Make an exact copy of every entry.

(Document page data)
▼

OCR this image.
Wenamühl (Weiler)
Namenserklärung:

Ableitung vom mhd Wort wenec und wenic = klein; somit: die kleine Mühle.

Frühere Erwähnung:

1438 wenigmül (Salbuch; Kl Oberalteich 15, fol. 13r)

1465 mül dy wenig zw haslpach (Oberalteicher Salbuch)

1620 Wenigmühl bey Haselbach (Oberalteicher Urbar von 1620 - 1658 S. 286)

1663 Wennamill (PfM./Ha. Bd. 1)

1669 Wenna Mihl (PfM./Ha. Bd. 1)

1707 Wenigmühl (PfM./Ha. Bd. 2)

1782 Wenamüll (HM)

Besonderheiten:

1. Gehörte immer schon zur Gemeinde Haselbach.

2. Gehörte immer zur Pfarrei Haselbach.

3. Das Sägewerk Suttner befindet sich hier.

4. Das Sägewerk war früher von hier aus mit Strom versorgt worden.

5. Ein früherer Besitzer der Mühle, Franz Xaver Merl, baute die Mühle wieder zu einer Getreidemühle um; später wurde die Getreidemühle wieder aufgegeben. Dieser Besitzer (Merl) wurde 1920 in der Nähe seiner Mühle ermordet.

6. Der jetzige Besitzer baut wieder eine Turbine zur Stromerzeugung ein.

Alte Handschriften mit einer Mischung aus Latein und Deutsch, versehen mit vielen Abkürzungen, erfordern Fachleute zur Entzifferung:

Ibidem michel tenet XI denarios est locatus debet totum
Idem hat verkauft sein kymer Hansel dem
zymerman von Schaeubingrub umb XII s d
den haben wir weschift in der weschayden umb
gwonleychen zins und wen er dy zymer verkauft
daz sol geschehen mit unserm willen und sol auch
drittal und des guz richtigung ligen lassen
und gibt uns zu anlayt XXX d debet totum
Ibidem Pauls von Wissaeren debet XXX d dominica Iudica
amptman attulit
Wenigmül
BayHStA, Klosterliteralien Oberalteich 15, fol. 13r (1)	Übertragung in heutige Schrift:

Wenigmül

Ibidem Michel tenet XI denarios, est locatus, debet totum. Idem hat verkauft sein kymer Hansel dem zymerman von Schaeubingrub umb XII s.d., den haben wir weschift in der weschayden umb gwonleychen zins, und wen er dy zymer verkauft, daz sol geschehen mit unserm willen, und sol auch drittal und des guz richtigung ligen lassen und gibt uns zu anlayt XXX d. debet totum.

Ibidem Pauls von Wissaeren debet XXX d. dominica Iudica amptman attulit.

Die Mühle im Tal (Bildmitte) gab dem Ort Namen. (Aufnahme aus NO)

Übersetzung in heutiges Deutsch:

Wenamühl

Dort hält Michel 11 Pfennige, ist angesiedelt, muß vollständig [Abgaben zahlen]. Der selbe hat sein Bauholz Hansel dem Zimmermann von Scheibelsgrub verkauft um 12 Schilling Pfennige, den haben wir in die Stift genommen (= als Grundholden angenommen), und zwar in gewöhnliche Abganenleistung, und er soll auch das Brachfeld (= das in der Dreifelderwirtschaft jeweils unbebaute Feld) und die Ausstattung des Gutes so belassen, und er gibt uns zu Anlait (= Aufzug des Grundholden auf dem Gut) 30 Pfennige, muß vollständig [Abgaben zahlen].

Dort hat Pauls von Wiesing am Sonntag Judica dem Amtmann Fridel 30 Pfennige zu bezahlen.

▲

Output below:
OCR this image.
Wenamühl (Weiler)
Namenserklärung:

Ableitung vom mhd Wort wenec und wenic = klein; somit: die kleine Mühle.

Frühere Erwähnung:

1438 wenigmül (Salbuch; Kl Oberalteich 15, fol. 13r)

1465 mül dy wenig zw haslpach (Oberalteicher Salbuch)

1620 Wenigmühl bey Haselbach (Oberalteicher Urbar von 1620 - 1658 S. 286)

1663 Wennamill (PfM./Ha. Bd. 1)

1669 Wenna Mihl (PfM./Ha. Bd. 1)

1707 Wenigmühl (PfM./Ha. Bd. 2)

1782 Wenamüll (HM)

Besonderheiten:

1. Gehörte immer schon zur Gemeinde Haselbach.

2. Gehörte immer zur Pfarrei Haselbach.

3. Das Sägewerk Suttner befindet sich hier.

4. Das Sägewerk war früher von hier aus mit Strom versorgt worden.

5. Ein früherer Besitzer der Mühle, Franz Xaver Merl, baute die Mühle wieder zu einer Getreidemühle um; später wurde die Getreidemühle wieder aufgegeben. Dieser Besitzer (Merl) wurde 1920 in der Nähe seiner Mühle ermordet.

6. Der jetzige Besitzer baut wieder eine Turbine zur Stromerzeugung ein.

Alte Handschriften mit einer Mischung aus Latein und Deutsch, versehen mit vielen Abkürzungen, erfordern Fachleute zur Entzifferung:

Ibidem michel tenet XI denarios est locatus debet totum
Idem hat verkauft sein kymer Hansel dem
zymerman von Schaeubingrub umb XII s d
den haben wir weschift in der weschayden umb
gwonleychen zins und wen er dy zymer verkauft
daz sol geschehen mit unserm willen und sol auch
drittal und des guz richtigung ligen lassen
und gibt uns zu anlayt XXX d debet totum
Ibidem Pauls von Wissaeren debet XXX d dominica Iudica
amptman attulit
Wenigmül
BayHStA, Klosterliteralien Oberalteich 15, fol. 13r (1)	Übertragung in heutige Schrift:

Wenigmül

Ibidem Michel tenet XI denarios, est locatus, debet totum. Idem hat verkauft sein kymer Hansel dem zymerman von Schaeubingrub umb XII s.d., den haben wir weschift in der weschayden umb gwonleychen zins, und wen er dy zymer verkauft, daz sol geschehen mit unserm willen, und sol auch drittal und des guz richtigung ligen lassen und gibt uns zu anlayt XXX d. debet totum.

Ibidem Pauls von Wissaeren debet XXX d. dominica Iudica amptman attulit.

Die Mühle im Tal (Bildmitte) gab dem Ort Namen. (Aufnahme aus NO)

Übersetzung in heutiges Deutsch:

Wenamühl

Dort hält Michel 11 Pfennige, ist angesiedelt, muß vollständig [Abgaben zahlen]. Der selbe hat sein Bauholz Hansel dem Zimmermann von Scheibelsgrub verkauft um 12 Schilling Pfennige, den haben wir in die Stift genommen (= als Grundholden angenommen), und zwar in gewöhnliche Abganenleistung, und er soll auch das Brachfeld (= das in der Dreifelderwirtschaft jeweils unbebaute Feld) und die Ausstattung des Gutes so belassen, und er gibt uns zu Anlait (= Aufzug des Grundholden auf dem Gut) 30 Pfennige, muß vollständig [Abgaben zahlen].

Dort hat Pauls von Wiesing am Sonntag Judica dem Amtmann Fridel 30 Pfennige zu bezahlen.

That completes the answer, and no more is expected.